Given exercise >> Copy out each line that includes the word "views".

Entries shown >>
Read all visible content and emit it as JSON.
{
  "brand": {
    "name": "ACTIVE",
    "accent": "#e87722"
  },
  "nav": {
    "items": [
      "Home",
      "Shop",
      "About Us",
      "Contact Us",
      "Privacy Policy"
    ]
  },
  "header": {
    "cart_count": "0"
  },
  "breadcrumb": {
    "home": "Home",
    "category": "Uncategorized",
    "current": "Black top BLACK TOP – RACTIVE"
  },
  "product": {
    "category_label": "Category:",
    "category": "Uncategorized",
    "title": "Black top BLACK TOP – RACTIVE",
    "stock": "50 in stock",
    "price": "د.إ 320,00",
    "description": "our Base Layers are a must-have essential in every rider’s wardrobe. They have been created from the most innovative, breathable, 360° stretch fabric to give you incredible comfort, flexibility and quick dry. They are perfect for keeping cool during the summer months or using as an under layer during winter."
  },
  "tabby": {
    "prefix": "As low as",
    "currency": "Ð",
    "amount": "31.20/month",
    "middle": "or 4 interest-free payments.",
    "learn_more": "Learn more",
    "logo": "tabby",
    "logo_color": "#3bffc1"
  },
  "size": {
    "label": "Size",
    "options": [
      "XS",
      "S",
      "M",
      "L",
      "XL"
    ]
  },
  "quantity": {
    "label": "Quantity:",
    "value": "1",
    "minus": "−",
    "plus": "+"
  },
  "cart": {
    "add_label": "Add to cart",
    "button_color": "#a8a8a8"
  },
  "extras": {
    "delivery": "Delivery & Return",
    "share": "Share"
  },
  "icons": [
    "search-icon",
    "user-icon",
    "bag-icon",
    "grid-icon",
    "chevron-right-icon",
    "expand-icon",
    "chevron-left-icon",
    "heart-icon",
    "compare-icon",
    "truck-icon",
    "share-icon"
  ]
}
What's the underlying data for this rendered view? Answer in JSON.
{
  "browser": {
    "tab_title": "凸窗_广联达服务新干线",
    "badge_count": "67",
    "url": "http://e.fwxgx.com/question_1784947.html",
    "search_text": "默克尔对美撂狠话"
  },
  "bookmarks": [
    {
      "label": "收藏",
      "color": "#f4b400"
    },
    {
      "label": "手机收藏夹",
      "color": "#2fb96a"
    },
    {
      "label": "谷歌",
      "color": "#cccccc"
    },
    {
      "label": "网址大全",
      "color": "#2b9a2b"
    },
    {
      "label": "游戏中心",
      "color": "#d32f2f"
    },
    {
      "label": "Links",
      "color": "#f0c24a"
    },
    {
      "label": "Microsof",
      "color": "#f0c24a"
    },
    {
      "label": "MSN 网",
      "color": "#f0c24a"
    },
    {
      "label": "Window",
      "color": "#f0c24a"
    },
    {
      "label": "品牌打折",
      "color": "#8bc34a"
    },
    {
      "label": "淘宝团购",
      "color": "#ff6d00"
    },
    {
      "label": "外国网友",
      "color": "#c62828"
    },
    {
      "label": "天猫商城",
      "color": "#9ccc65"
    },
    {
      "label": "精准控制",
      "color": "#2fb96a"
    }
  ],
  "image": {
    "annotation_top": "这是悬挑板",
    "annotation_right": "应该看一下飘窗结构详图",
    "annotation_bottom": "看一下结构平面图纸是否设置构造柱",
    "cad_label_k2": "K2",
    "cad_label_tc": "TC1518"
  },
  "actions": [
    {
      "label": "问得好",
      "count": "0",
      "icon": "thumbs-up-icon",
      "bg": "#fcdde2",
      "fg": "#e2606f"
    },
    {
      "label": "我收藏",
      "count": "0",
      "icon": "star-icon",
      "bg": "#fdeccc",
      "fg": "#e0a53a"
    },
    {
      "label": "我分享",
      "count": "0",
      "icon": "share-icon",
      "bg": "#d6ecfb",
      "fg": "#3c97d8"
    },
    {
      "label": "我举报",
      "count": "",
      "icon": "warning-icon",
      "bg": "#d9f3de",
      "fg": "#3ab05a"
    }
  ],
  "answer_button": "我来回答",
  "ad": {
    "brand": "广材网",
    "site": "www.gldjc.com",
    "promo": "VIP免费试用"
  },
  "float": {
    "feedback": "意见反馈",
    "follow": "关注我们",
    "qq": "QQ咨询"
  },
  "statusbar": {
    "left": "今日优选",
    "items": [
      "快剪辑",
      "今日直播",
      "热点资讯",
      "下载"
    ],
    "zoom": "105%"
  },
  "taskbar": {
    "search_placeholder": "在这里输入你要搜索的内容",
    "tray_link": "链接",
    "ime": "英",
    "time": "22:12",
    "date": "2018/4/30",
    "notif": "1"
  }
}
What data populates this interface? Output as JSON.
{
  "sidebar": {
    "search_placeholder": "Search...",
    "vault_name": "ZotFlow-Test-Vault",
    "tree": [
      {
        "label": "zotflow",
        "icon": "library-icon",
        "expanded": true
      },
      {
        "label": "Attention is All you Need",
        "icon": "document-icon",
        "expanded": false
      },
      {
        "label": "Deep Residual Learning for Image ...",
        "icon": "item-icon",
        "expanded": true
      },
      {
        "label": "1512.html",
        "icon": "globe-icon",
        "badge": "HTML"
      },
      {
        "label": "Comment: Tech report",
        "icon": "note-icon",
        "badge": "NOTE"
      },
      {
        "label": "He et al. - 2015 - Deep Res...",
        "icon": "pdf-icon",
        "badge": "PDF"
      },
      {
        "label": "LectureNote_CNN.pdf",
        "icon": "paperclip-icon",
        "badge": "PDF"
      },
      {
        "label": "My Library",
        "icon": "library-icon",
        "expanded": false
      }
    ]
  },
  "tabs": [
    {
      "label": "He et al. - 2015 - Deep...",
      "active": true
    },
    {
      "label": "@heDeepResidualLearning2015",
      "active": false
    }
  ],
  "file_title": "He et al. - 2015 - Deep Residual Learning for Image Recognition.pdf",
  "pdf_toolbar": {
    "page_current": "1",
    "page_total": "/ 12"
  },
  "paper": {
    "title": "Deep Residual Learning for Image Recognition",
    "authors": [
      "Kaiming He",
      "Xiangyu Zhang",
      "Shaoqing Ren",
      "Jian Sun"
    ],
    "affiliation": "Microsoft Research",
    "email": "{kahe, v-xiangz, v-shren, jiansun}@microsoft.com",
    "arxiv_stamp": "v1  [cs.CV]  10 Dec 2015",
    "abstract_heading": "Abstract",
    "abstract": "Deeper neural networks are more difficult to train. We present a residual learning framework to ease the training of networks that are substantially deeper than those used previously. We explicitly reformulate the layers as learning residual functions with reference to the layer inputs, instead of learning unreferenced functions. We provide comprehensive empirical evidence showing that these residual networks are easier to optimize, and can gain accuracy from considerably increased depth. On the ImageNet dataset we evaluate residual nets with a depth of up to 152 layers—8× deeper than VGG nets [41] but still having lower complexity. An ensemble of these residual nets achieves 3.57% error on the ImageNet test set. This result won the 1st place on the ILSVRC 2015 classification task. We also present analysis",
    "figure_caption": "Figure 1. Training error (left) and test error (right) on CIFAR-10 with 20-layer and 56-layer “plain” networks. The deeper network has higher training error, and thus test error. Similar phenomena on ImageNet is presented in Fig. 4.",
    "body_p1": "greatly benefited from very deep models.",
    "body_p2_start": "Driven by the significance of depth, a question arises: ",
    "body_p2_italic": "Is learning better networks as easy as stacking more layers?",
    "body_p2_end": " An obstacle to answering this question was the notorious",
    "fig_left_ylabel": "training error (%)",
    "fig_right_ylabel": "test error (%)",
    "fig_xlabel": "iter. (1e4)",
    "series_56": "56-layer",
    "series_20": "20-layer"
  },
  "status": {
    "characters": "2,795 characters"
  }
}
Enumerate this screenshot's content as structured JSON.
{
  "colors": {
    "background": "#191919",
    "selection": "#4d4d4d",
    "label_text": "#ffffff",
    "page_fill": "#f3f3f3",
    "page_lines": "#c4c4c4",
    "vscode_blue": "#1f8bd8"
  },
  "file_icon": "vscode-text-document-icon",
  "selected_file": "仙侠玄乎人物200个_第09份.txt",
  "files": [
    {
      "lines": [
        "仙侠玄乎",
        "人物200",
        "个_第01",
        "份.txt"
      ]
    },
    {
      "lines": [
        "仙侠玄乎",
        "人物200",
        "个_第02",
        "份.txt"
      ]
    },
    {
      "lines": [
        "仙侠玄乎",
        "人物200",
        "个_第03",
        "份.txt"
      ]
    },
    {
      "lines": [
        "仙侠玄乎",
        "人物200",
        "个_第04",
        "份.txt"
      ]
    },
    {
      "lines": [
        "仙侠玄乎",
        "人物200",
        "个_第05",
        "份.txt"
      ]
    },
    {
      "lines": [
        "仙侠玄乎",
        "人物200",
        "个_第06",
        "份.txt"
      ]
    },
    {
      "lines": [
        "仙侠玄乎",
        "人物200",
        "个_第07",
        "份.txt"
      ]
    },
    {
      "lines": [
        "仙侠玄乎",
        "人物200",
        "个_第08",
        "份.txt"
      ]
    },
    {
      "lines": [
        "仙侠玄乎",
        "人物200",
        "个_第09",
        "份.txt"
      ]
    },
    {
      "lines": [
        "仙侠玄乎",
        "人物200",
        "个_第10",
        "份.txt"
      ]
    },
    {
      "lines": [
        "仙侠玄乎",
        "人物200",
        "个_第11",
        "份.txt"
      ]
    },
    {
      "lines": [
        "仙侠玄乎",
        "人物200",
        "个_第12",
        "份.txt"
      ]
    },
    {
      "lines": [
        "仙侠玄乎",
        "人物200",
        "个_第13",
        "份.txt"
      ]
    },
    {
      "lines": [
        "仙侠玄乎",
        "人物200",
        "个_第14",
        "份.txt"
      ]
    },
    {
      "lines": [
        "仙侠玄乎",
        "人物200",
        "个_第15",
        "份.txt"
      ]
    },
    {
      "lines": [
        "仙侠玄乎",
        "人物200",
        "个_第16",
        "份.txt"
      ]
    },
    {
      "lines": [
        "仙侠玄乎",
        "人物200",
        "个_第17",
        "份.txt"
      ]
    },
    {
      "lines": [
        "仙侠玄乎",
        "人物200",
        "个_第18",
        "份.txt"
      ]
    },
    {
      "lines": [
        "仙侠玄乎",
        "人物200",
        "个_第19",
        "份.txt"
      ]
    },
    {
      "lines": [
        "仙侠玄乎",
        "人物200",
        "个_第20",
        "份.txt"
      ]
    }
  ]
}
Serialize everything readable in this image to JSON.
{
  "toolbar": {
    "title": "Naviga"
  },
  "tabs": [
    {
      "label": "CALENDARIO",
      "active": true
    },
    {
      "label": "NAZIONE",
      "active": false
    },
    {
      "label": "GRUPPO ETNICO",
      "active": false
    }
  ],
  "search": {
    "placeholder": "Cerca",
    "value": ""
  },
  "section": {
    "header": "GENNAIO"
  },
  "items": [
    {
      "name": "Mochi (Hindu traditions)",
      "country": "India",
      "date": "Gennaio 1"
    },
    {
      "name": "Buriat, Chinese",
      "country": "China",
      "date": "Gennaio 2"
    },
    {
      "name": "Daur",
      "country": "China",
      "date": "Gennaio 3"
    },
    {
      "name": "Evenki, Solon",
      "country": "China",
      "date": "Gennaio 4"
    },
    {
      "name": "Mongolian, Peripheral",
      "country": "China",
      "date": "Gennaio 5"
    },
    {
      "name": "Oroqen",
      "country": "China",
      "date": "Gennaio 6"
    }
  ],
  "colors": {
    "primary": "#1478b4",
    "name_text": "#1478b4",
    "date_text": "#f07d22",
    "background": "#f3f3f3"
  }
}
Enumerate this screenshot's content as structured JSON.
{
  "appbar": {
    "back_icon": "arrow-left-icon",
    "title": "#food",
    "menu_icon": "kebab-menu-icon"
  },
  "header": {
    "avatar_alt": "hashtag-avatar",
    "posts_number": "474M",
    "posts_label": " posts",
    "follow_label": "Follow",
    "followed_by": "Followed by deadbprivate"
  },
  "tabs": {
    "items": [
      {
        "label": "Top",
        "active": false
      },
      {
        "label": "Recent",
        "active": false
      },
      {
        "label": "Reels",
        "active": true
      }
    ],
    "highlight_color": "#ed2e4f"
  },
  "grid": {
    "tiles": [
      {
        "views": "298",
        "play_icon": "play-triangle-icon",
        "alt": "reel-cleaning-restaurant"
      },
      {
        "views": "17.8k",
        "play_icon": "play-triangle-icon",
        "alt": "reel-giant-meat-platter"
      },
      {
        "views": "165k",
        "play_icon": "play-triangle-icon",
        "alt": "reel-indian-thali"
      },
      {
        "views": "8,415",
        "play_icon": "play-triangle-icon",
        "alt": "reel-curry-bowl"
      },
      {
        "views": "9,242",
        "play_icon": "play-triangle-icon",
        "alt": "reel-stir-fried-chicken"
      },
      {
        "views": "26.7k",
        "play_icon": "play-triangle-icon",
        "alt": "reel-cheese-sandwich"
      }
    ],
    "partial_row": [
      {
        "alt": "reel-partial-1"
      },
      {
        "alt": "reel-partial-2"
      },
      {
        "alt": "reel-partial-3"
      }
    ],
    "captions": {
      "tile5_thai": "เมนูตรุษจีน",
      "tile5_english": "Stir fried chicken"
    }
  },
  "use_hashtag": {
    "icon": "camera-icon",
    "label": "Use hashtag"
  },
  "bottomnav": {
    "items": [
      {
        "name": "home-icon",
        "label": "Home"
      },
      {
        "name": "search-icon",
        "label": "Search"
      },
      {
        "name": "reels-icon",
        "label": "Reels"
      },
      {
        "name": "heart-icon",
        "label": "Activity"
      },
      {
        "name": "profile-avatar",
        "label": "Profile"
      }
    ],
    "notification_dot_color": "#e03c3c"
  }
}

Response >>
        "views": "298",
        "views": "17.8k",
        "views": "165k",
        "views": "8,415",
        "views": "9,242",
        "views": "26.7k",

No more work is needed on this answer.